» Given exercise
Omit every picture and output the rest of the records exactly as they are.

» Records for processing

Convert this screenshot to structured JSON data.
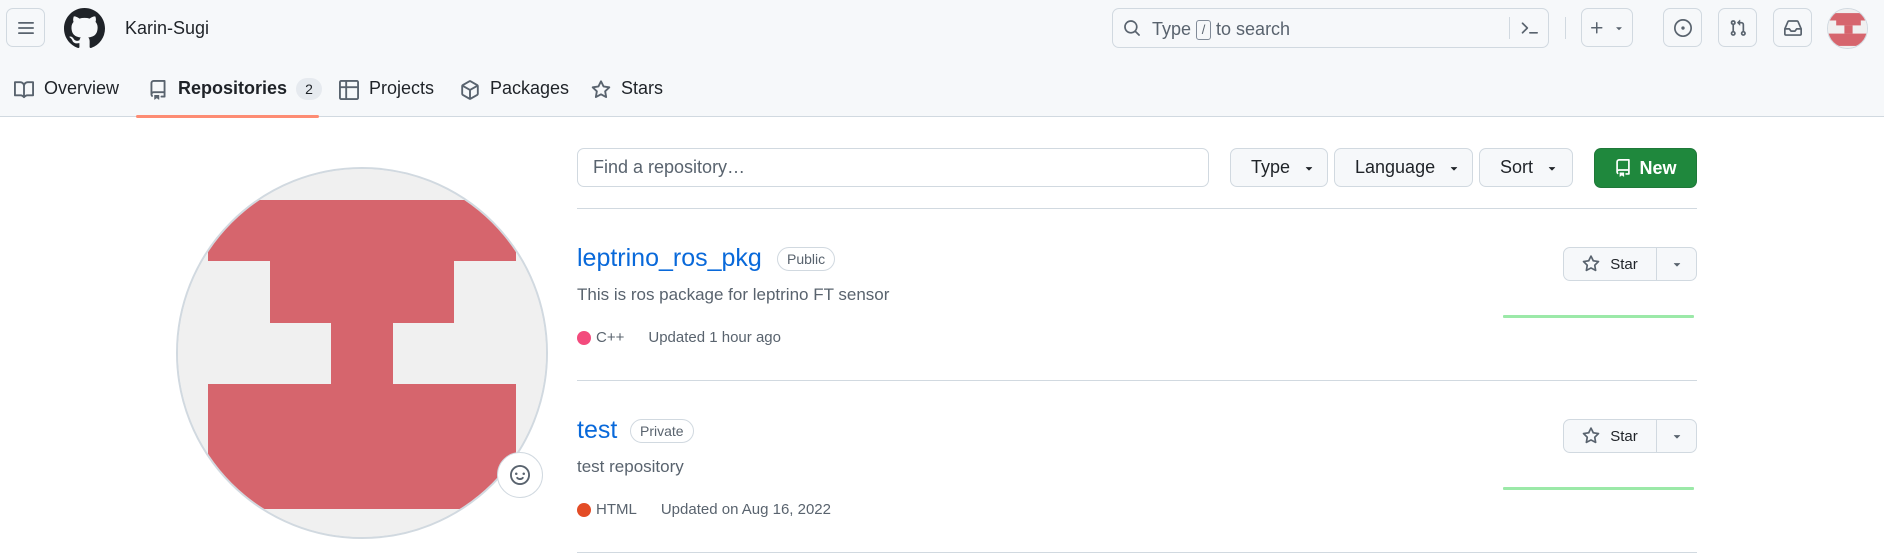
{
  "header": {
    "owner_name": "Karin-Sugi",
    "search": {
      "prefix": "Type",
      "key": "/",
      "suffix": "to search"
    }
  },
  "tabs": [
    {
      "label": "Overview",
      "icon": "book-icon"
    },
    {
      "label": "Repositories",
      "icon": "repo-icon",
      "counter": "2",
      "active": true
    },
    {
      "label": "Projects",
      "icon": "table-icon"
    },
    {
      "label": "Packages",
      "icon": "package-icon"
    },
    {
      "label": "Stars",
      "icon": "star-icon"
    }
  ],
  "filters": {
    "find_placeholder": "Find a repository…",
    "type_label": "Type",
    "language_label": "Language",
    "sort_label": "Sort",
    "new_label": "New"
  },
  "repos": [
    {
      "name": "leptrino_ros_pkg",
      "visibility": "Public",
      "description": "This is ros package for leptrino FT sensor",
      "language": "C++",
      "language_color": "#f34b7d",
      "updated": "Updated 1 hour ago",
      "star_label": "Star"
    },
    {
      "name": "test",
      "visibility": "Private",
      "description": "test repository",
      "language": "HTML",
      "language_color": "#e34c26",
      "updated": "Updated on Aug 16, 2022",
      "star_label": "Star"
    }
  ],
  "colors": {
    "accent_tab": "#fd8c73",
    "new_button": "#1f883d",
    "link": "#0969da",
    "avatar": "#d6656d"
  }
}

» Task result
Convert this screenshot to structured JSON data.
{
  "header": {
    "owner_name": "Karin-Sugi",
    "search": {
      "prefix": "Type",
      "key": "/",
      "suffix": "to search"
    }
  },
  "tabs": [
    {
      "label": "Overview",
      "icon": "book-icon"
    },
    {
      "label": "Repositories",
      "icon": "repo-icon",
      "counter": "2",
      "active": true
    },
    {
      "label": "Projects",
      "icon": "table-icon"
    },
    {
      "label": "Packages",
      "icon": "package-icon"
    },
    {
      "label": "Stars",
      "icon": "star-icon"
    }
  ],
  "filters": {
    "find_placeholder": "Find a repository…",
    "type_label": "Type",
    "language_label": "Language",
    "sort_label": "Sort",
    "new_label": "New"
  },
  "repos": [
    {
      "name": "leptrino_ros_pkg",
      "visibility": "Public",
      "description": "This is ros package for leptrino FT sensor",
      "language": "C++",
      "language_color": "#f34b7d",
      "updated": "Updated 1 hour ago",
      "star_label": "Star"
    },
    {
      "name": "test",
      "visibility": "Private",
      "description": "test repository",
      "language": "HTML",
      "language_color": "#e34c26",
      "updated": "Updated on Aug 16, 2022",
      "star_label": "Star"
    }
  ],
  "colors": {
    "accent_tab": "#fd8c73",
    "new_button": "#1f883d",
    "link": "#0969da",
    "avatar": "#d6656d"
  }
}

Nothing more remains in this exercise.